(Written instruction)
Copy out, from the entries below, each line holding the string "type".

[Figure collection entries]
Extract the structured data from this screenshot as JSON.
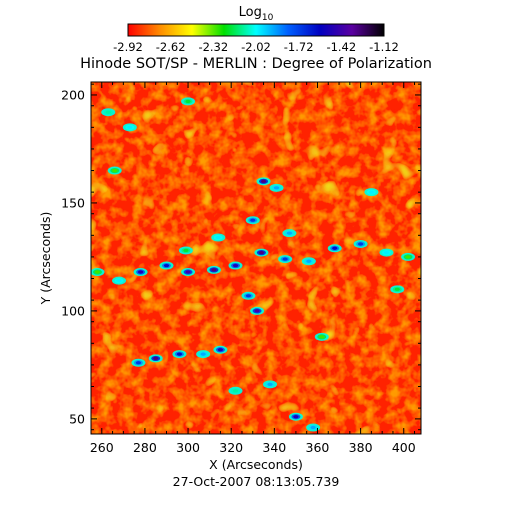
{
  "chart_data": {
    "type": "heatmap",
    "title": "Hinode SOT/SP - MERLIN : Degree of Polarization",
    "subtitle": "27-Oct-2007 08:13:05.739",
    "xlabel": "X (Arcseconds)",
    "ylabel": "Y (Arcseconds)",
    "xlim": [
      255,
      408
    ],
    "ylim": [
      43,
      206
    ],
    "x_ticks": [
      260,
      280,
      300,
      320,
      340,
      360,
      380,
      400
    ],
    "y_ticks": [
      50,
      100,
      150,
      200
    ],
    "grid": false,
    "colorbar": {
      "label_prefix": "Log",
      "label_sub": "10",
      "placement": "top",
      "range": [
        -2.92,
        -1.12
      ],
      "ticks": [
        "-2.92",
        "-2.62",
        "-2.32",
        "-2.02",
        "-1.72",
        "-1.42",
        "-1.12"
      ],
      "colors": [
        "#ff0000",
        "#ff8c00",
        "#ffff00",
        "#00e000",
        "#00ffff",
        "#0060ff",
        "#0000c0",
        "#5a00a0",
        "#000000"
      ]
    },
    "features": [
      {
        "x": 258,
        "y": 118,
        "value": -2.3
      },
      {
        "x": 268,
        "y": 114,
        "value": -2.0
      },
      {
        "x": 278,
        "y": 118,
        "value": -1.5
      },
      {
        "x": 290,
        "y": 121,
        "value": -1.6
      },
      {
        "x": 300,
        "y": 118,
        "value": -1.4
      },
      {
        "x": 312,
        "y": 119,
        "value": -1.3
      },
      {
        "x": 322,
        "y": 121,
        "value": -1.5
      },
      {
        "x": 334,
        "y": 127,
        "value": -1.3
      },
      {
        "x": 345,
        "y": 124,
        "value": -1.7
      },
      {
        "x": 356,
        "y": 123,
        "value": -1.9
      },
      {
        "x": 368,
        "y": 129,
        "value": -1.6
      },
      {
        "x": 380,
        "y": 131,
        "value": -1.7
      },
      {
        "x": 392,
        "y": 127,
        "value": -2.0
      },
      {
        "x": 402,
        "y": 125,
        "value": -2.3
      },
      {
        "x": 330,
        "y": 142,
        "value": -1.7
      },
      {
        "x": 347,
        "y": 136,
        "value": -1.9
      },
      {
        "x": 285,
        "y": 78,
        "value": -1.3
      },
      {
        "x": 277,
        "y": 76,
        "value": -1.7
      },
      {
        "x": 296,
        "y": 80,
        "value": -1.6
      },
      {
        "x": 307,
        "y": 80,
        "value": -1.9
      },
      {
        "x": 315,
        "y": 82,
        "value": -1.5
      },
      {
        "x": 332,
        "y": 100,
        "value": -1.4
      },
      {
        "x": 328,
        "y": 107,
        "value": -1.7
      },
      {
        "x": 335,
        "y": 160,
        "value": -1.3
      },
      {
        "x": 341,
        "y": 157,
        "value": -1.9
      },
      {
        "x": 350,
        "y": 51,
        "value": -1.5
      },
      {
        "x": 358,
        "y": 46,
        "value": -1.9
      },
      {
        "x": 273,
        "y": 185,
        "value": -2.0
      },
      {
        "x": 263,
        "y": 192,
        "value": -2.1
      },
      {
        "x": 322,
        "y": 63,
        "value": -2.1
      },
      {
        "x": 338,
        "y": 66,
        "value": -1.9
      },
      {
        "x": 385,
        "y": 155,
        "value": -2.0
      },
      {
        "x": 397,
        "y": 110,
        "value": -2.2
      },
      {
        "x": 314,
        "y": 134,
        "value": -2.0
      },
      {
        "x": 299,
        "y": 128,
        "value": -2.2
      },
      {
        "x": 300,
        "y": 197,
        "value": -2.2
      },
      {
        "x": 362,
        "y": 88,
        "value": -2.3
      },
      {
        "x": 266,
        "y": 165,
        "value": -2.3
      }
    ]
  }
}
---
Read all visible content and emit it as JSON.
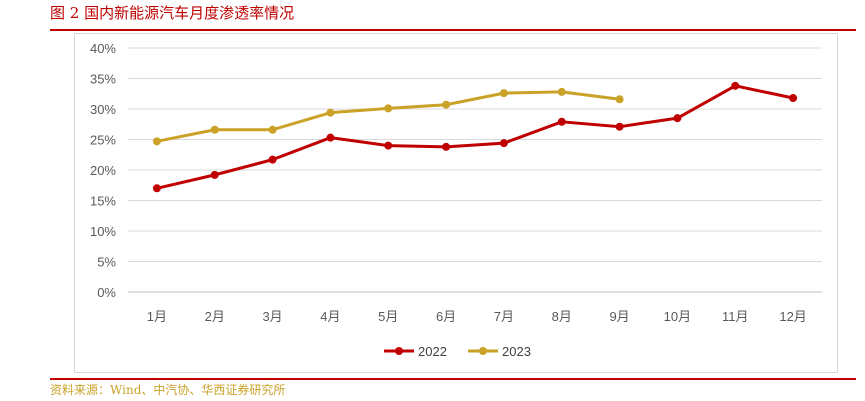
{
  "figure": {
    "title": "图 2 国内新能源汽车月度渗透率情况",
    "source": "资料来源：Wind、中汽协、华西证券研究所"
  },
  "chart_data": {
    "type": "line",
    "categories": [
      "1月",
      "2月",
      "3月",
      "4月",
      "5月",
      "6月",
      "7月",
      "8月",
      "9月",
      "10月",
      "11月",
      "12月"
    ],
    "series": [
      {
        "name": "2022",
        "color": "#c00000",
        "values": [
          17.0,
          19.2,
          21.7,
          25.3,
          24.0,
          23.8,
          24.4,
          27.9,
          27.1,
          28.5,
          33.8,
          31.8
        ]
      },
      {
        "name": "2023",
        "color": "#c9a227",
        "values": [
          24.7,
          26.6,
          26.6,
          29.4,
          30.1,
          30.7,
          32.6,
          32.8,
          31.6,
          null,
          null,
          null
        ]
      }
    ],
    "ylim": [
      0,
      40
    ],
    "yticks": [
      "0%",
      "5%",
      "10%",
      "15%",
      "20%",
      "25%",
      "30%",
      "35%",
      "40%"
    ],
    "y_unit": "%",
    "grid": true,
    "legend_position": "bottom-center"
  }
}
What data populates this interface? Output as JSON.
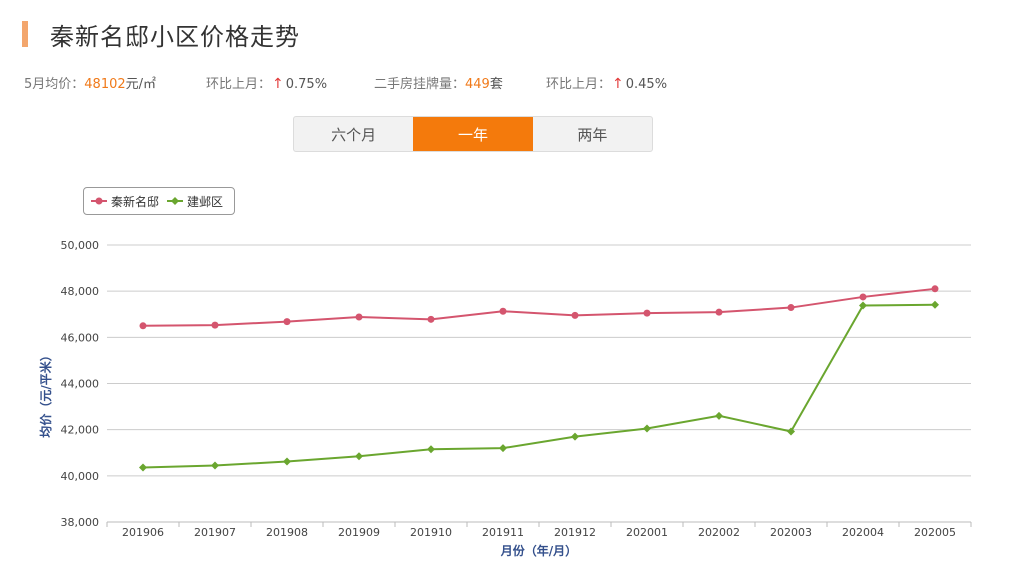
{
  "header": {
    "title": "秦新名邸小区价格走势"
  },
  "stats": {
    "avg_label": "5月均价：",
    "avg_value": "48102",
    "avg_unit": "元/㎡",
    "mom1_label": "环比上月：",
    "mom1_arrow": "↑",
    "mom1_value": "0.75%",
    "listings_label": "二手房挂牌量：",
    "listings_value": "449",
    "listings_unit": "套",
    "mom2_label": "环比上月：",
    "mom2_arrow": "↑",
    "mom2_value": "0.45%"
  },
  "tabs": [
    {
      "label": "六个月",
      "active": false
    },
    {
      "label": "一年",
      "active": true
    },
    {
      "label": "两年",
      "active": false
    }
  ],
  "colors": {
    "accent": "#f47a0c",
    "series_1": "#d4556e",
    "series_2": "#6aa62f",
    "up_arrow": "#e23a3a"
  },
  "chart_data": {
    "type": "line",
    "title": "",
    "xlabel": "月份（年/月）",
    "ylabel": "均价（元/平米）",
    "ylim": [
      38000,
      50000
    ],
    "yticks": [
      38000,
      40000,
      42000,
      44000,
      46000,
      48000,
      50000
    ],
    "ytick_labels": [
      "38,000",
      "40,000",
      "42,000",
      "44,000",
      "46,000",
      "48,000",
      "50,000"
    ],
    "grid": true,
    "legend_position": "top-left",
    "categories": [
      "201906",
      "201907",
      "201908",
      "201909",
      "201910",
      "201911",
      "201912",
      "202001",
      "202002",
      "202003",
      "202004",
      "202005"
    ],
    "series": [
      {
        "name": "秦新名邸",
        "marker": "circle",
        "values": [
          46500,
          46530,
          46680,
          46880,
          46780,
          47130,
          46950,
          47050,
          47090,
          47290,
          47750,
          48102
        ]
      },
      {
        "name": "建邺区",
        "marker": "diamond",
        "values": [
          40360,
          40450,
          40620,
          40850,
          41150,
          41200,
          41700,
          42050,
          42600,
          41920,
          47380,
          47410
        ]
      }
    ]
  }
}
* * *
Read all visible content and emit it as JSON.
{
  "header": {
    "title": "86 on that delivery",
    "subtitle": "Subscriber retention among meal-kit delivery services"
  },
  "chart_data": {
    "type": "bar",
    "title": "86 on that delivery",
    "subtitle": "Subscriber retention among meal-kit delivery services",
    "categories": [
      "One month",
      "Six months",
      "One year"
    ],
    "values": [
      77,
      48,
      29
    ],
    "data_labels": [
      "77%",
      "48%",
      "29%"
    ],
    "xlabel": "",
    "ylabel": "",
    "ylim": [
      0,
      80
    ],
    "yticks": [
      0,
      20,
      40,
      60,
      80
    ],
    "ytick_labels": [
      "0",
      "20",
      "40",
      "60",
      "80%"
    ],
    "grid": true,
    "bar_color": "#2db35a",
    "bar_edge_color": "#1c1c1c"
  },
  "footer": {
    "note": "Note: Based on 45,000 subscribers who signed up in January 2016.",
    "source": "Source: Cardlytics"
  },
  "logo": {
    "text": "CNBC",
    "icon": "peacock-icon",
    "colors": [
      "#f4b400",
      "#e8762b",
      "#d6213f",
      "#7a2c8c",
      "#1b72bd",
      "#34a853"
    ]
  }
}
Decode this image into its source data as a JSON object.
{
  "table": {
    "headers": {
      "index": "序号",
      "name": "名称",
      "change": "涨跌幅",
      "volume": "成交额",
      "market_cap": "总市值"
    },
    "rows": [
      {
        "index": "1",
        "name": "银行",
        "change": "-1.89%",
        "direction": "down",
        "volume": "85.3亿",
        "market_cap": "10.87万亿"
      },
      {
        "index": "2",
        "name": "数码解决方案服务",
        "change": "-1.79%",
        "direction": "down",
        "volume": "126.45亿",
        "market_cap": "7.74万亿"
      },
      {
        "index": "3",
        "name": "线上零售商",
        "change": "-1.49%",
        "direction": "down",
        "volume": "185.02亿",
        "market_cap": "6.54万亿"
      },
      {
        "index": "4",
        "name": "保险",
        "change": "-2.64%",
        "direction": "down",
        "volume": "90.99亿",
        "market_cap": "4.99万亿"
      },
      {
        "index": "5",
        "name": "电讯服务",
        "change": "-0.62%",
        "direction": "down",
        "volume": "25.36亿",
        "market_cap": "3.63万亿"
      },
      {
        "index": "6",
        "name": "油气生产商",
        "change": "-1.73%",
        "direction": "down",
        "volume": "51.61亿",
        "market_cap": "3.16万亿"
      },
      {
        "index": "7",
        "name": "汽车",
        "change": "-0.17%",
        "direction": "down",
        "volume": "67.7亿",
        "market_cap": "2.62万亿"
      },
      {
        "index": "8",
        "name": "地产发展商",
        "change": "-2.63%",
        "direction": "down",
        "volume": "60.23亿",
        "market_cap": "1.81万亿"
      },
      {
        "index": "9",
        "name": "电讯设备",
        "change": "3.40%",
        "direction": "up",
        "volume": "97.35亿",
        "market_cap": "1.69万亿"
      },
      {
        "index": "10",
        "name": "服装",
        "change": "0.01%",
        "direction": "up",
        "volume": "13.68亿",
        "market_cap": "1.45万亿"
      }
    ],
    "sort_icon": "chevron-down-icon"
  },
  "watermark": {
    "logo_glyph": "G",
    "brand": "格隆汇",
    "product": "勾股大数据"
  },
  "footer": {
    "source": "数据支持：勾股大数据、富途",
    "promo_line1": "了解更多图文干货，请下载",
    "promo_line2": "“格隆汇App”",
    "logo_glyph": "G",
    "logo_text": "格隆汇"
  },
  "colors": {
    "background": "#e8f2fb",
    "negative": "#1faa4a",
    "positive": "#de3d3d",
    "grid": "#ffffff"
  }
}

(Final result)
    "type": "heatmap",
    "type": "line",
    "type": "line",
    "type": "bar",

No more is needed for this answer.